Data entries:
================================

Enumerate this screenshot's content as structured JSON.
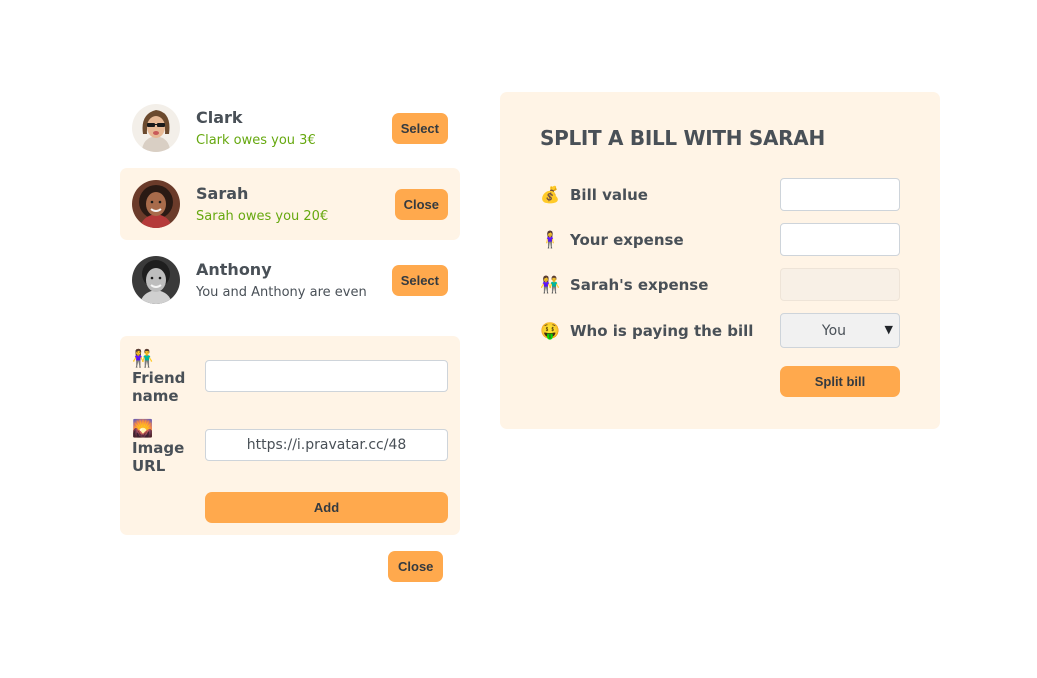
{
  "friends": [
    {
      "name": "Clark",
      "balance_text": "Clark owes you 3€",
      "button_label": "Select",
      "selected": false
    },
    {
      "name": "Sarah",
      "balance_text": "Sarah owes you 20€",
      "button_label": "Close",
      "selected": true
    },
    {
      "name": "Anthony",
      "balance_text": "You and Anthony are even",
      "button_label": "Select",
      "selected": false
    }
  ],
  "add_friend_form": {
    "name_label": "Friend name",
    "name_icon": "👫",
    "name_value": "",
    "image_label": "Image URL",
    "image_icon": "🌄",
    "image_value": "https://i.pravatar.cc/48",
    "add_button": "Add"
  },
  "close_form_button": "Close",
  "split_form": {
    "title": "SPLIT A BILL WITH SARAH",
    "bill_icon": "💰",
    "bill_label": "Bill value",
    "bill_value": "",
    "your_icon": "🧍‍♀️",
    "your_label": "Your expense",
    "your_value": "",
    "friend_icon": "👫",
    "friend_label": "Sarah's expense",
    "friend_value": "",
    "payer_icon": "🤑",
    "payer_label": "Who is paying the bill",
    "payer_selected": "You",
    "split_button": "Split bill"
  },
  "colors": {
    "accent": "#ffa94d",
    "panel_bg": "#fff4e6",
    "positive": "#66a80f",
    "text": "#495057"
  }
}
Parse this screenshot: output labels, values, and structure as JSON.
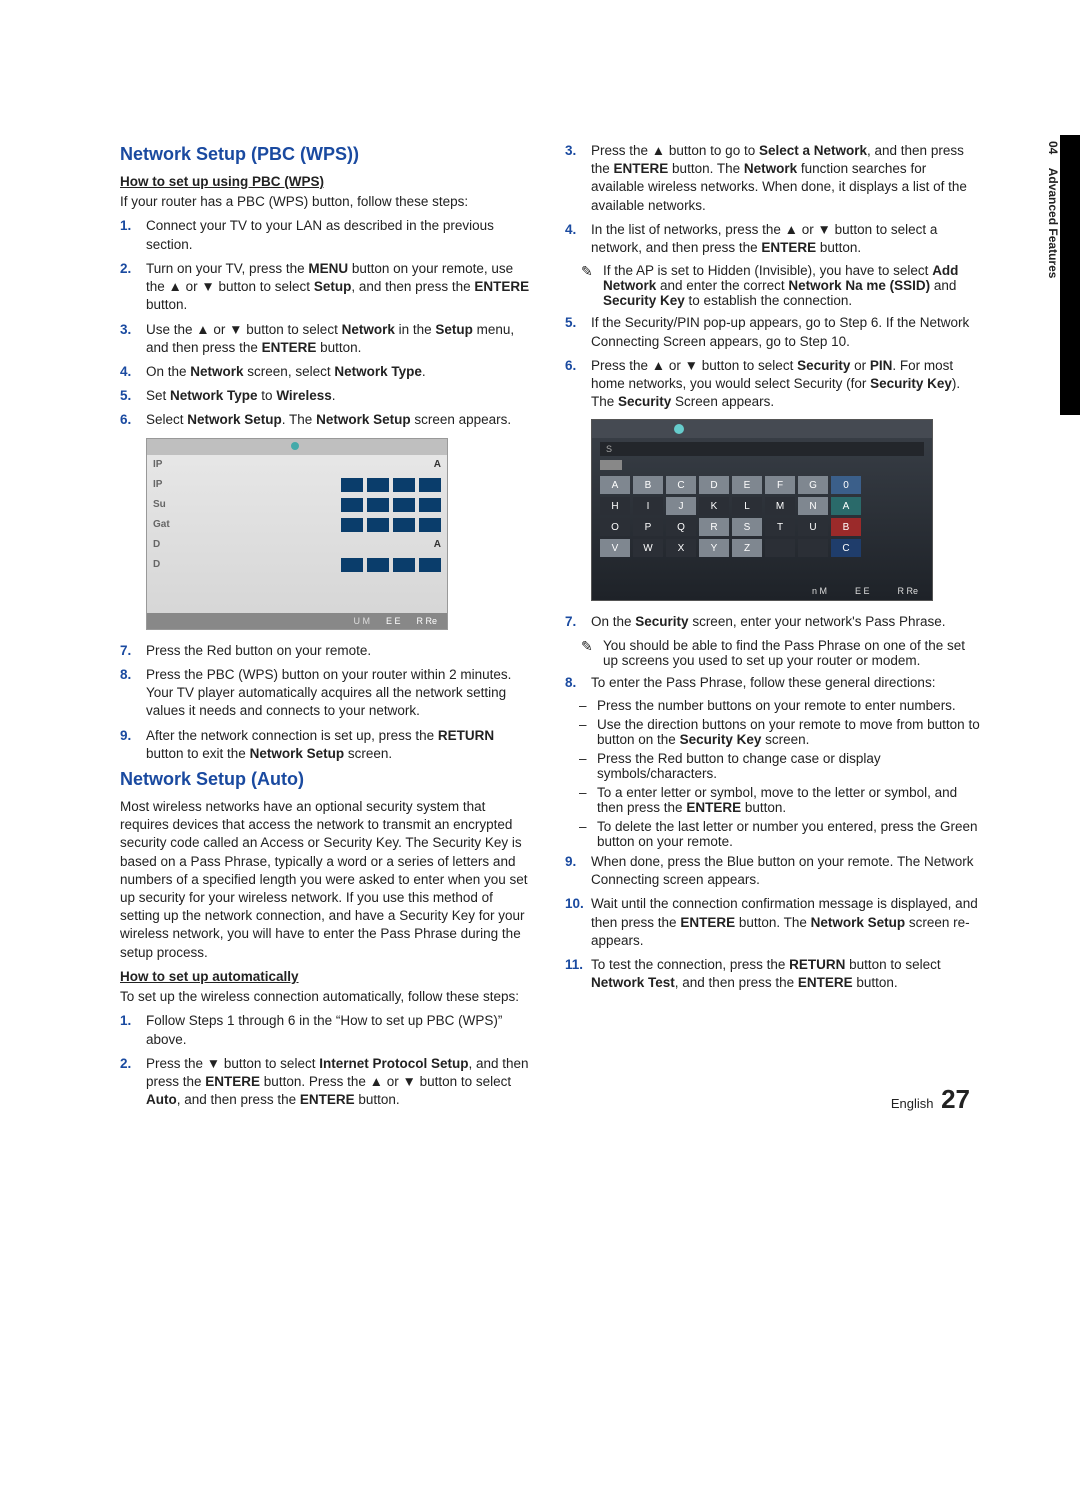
{
  "side_tab": {
    "section": "04",
    "title": "Advanced Features"
  },
  "left": {
    "h_pbc": "Network Setup (PBC (WPS))",
    "sub_pbc": "How to set up using PBC (WPS)",
    "pbc_intro": "If your router has a PBC (WPS) button, follow these steps:",
    "pbc": [
      "Connect your TV to your LAN as described in the previous section.",
      "Turn on your TV, press the <b>MENU</b> button on your remote, use the ▲ or ▼ button to select <b>Setup</b>, and then press the <b>ENTERE</b> button.",
      "Use the ▲ or ▼ button to select <b>Network</b> in the <b>Setup</b> menu, and then press the <b>ENTERE</b> button.",
      "On the <b>Network</b> screen, select <b>Network Type</b>.",
      "Set <b>Network Type</b> to <b>Wireless</b>.",
      "Select <b>Network Setup</b>. The <b>Network Setup</b> screen appears."
    ],
    "mini1": {
      "rows": [
        {
          "label": "IP",
          "kind": "A"
        },
        {
          "label": "IP"
        },
        {
          "label": "Su"
        },
        {
          "label": "Gat"
        },
        {
          "label": "D",
          "kind": "A"
        },
        {
          "label": "D"
        }
      ],
      "bottom": [
        "U  M",
        "E  E",
        "R Re"
      ]
    },
    "pbc_after": [
      "Press the Red button on your remote.",
      "Press the PBC (WPS) button on your router within 2 minutes. Your TV player automatically acquires all the network setting values it needs and connects to your network.",
      "After the network connection is set up, press the <b>RETURN</b> button to exit the <b>Network Setup</b> screen."
    ],
    "h_auto": "Network Setup (Auto)",
    "auto_para": "Most wireless networks have an optional security system that requires devices that access the network to transmit an encrypted security code called an Access or Security Key. The Security Key is based on a Pass Phrase, typically a word or a series of letters and numbers of a specified length you were asked to enter when you set up security for your wireless network. If you use this method of setting up the network connection, and have a Security Key for your wireless network, you will have to enter the Pass Phrase during the setup process.",
    "sub_auto": "How to set up automatically",
    "auto_intro": "To set up the wireless connection automatically, follow these steps:",
    "auto": [
      "Follow Steps 1 through 6 in the “How to set up PBC (WPS)” above.",
      "Press the ▼ button to select <b>Internet Protocol Setup</b>, and then press the <b>ENTERE</b> button. Press the ▲ or ▼ button to select <b>Auto</b>, and then press the <b>ENTERE</b> button."
    ]
  },
  "right": {
    "steps_a": [
      "Press the ▲ button to go to <b>Select a Network</b>, and then press the <b>ENTERE</b> button. The <b>Network</b> function searches for available wireless networks. When done, it displays a list of the available networks.",
      "In the list of networks, press the ▲ or ▼ button to select a network, and then press the <b>ENTERE</b> button."
    ],
    "note_a": "If the AP is set to Hidden (Invisible), you have to select <b>Add Network</b> and enter the correct <b>Network Na me (SSID)</b> and <b>Security Key</b> to establish the connection.",
    "steps_b": [
      "If the Security/PIN pop-up appears, go to Step 6. If the Network Connecting Screen appears, go to Step 10.",
      "Press the ▲ or ▼ button to select <b>Security</b> or <b>PIN</b>. For most home networks, you would select Security (for <b>Security Key</b>). The <b>Security</b> Screen appears."
    ],
    "mini2": {
      "field": "S",
      "rows": [
        [
          "A",
          "B",
          "C",
          "D",
          "E",
          "F",
          "G",
          "0"
        ],
        [
          "H",
          "I",
          "J",
          "K",
          "L",
          "M",
          "N",
          "A"
        ],
        [
          "O",
          "P",
          "Q",
          "R",
          "S",
          "T",
          "U",
          "B"
        ],
        [
          "V",
          "W",
          "X",
          "Y",
          "Z",
          " ",
          " ",
          "C"
        ]
      ],
      "bottom": [
        "n  M",
        "E  E",
        "R Re"
      ]
    },
    "steps_c": [
      "On the <b>Security</b> screen, enter your network's Pass Phrase."
    ],
    "note_c": "You should be able to find the Pass Phrase on one of the set up screens you used to set up your router or modem.",
    "step8_intro": "To enter the Pass Phrase, follow these general directions:",
    "dashes": [
      "Press the number buttons on your remote to enter numbers.",
      "Use the direction buttons on your remote to move from button to button on the <b>Security Key</b> screen.",
      "Press the Red button to change case or display symbols/characters.",
      "To a enter letter or symbol, move to the letter or symbol, and then press the <b>ENTERE</b> button.",
      "To delete the last letter or number you entered, press the Green button on your remote."
    ],
    "steps_d": [
      "When done, press the Blue button on your remote. The Network Connecting screen appears.",
      "Wait until the connection confirmation message is displayed, and then press the <b>ENTERE</b> button. The <b>Network Setup</b> screen re-appears.",
      "To test the connection, press the <b>RETURN</b> button to select <b>Network Test</b>, and then press the <b>ENTERE</b> button."
    ]
  },
  "footer": {
    "lang": "English",
    "page": "27"
  }
}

================================

DESCRIPTION OF THE TASK:
Repeat each entry above word for word, leaving every picture out.

SOLUTION:
Enumerate this screenshot's content as structured JSON.
{
  "friends": [
    {
      "name": "Clark",
      "balance_text": "Clark owes you 3€",
      "button_label": "Select",
      "selected": false
    },
    {
      "name": "Sarah",
      "balance_text": "Sarah owes you 20€",
      "button_label": "Close",
      "selected": true
    },
    {
      "name": "Anthony",
      "balance_text": "You and Anthony are even",
      "button_label": "Select",
      "selected": false
    }
  ],
  "add_friend_form": {
    "name_label": "Friend name",
    "name_icon": "👫",
    "name_value": "",
    "image_label": "Image URL",
    "image_icon": "🌄",
    "image_value": "https://i.pravatar.cc/48",
    "add_button": "Add"
  },
  "close_form_button": "Close",
  "split_form": {
    "title": "SPLIT A BILL WITH SARAH",
    "bill_icon": "💰",
    "bill_label": "Bill value",
    "bill_value": "",
    "your_icon": "🧍‍♀️",
    "your_label": "Your expense",
    "your_value": "",
    "friend_icon": "👫",
    "friend_label": "Sarah's expense",
    "friend_value": "",
    "payer_icon": "🤑",
    "payer_label": "Who is paying the bill",
    "payer_selected": "You",
    "split_button": "Split bill"
  },
  "colors": {
    "accent": "#ffa94d",
    "panel_bg": "#fff4e6",
    "positive": "#66a80f",
    "text": "#495057"
  }
}
Parse this screenshot: output labels, values, and structure as JSON.
{
  "side_tab": {
    "section": "04",
    "title": "Advanced Features"
  },
  "left": {
    "h_pbc": "Network Setup (PBC (WPS))",
    "sub_pbc": "How to set up using PBC (WPS)",
    "pbc_intro": "If your router has a PBC (WPS) button, follow these steps:",
    "pbc": [
      "Connect your TV to your LAN as described in the previous section.",
      "Turn on your TV, press the <b>MENU</b> button on your remote, use the ▲ or ▼ button to select <b>Setup</b>, and then press the <b>ENTERE</b> button.",
      "Use the ▲ or ▼ button to select <b>Network</b> in the <b>Setup</b> menu, and then press the <b>ENTERE</b> button.",
      "On the <b>Network</b> screen, select <b>Network Type</b>.",
      "Set <b>Network Type</b> to <b>Wireless</b>.",
      "Select <b>Network Setup</b>. The <b>Network Setup</b> screen appears."
    ],
    "mini1": {
      "rows": [
        {
          "label": "IP",
          "kind": "A"
        },
        {
          "label": "IP"
        },
        {
          "label": "Su"
        },
        {
          "label": "Gat"
        },
        {
          "label": "D",
          "kind": "A"
        },
        {
          "label": "D"
        }
      ],
      "bottom": [
        "U  M",
        "E  E",
        "R Re"
      ]
    },
    "pbc_after": [
      "Press the Red button on your remote.",
      "Press the PBC (WPS) button on your router within 2 minutes. Your TV player automatically acquires all the network setting values it needs and connects to your network.",
      "After the network connection is set up, press the <b>RETURN</b> button to exit the <b>Network Setup</b> screen."
    ],
    "h_auto": "Network Setup (Auto)",
    "auto_para": "Most wireless networks have an optional security system that requires devices that access the network to transmit an encrypted security code called an Access or Security Key. The Security Key is based on a Pass Phrase, typically a word or a series of letters and numbers of a specified length you were asked to enter when you set up security for your wireless network. If you use this method of setting up the network connection, and have a Security Key for your wireless network, you will have to enter the Pass Phrase during the setup process.",
    "sub_auto": "How to set up automatically",
    "auto_intro": "To set up the wireless connection automatically, follow these steps:",
    "auto": [
      "Follow Steps 1 through 6 in the “How to set up PBC (WPS)” above.",
      "Press the ▼ button to select <b>Internet Protocol Setup</b>, and then press the <b>ENTERE</b> button. Press the ▲ or ▼ button to select <b>Auto</b>, and then press the <b>ENTERE</b> button."
    ]
  },
  "right": {
    "steps_a": [
      "Press the ▲ button to go to <b>Select a Network</b>, and then press the <b>ENTERE</b> button. The <b>Network</b> function searches for available wireless networks. When done, it displays a list of the available networks.",
      "In the list of networks, press the ▲ or ▼ button to select a network, and then press the <b>ENTERE</b> button."
    ],
    "note_a": "If the AP is set to Hidden (Invisible), you have to select <b>Add Network</b> and enter the correct <b>Network Na me (SSID)</b> and <b>Security Key</b> to establish the connection.",
    "steps_b": [
      "If the Security/PIN pop-up appears, go to Step 6. If the Network Connecting Screen appears, go to Step 10.",
      "Press the ▲ or ▼ button to select <b>Security</b> or <b>PIN</b>. For most home networks, you would select Security (for <b>Security Key</b>). The <b>Security</b> Screen appears."
    ],
    "mini2": {
      "field": "S",
      "rows": [
        [
          "A",
          "B",
          "C",
          "D",
          "E",
          "F",
          "G",
          "0"
        ],
        [
          "H",
          "I",
          "J",
          "K",
          "L",
          "M",
          "N",
          "A"
        ],
        [
          "O",
          "P",
          "Q",
          "R",
          "S",
          "T",
          "U",
          "B"
        ],
        [
          "V",
          "W",
          "X",
          "Y",
          "Z",
          " ",
          " ",
          "C"
        ]
      ],
      "bottom": [
        "n  M",
        "E  E",
        "R Re"
      ]
    },
    "steps_c": [
      "On the <b>Security</b> screen, enter your network's Pass Phrase."
    ],
    "note_c": "You should be able to find the Pass Phrase on one of the set up screens you used to set up your router or modem.",
    "step8_intro": "To enter the Pass Phrase, follow these general directions:",
    "dashes": [
      "Press the number buttons on your remote to enter numbers.",
      "Use the direction buttons on your remote to move from button to button on the <b>Security Key</b> screen.",
      "Press the Red button to change case or display symbols/characters.",
      "To a enter letter or symbol, move to the letter or symbol, and then press the <b>ENTERE</b> button.",
      "To delete the last letter or number you entered, press the Green button on your remote."
    ],
    "steps_d": [
      "When done, press the Blue button on your remote. The Network Connecting screen appears.",
      "Wait until the connection confirmation message is displayed, and then press the <b>ENTERE</b> button. The <b>Network Setup</b> screen re-appears.",
      "To test the connection, press the <b>RETURN</b> button to select <b>Network Test</b>, and then press the <b>ENTERE</b> button."
    ]
  },
  "footer": {
    "lang": "English",
    "page": "27"
  }
}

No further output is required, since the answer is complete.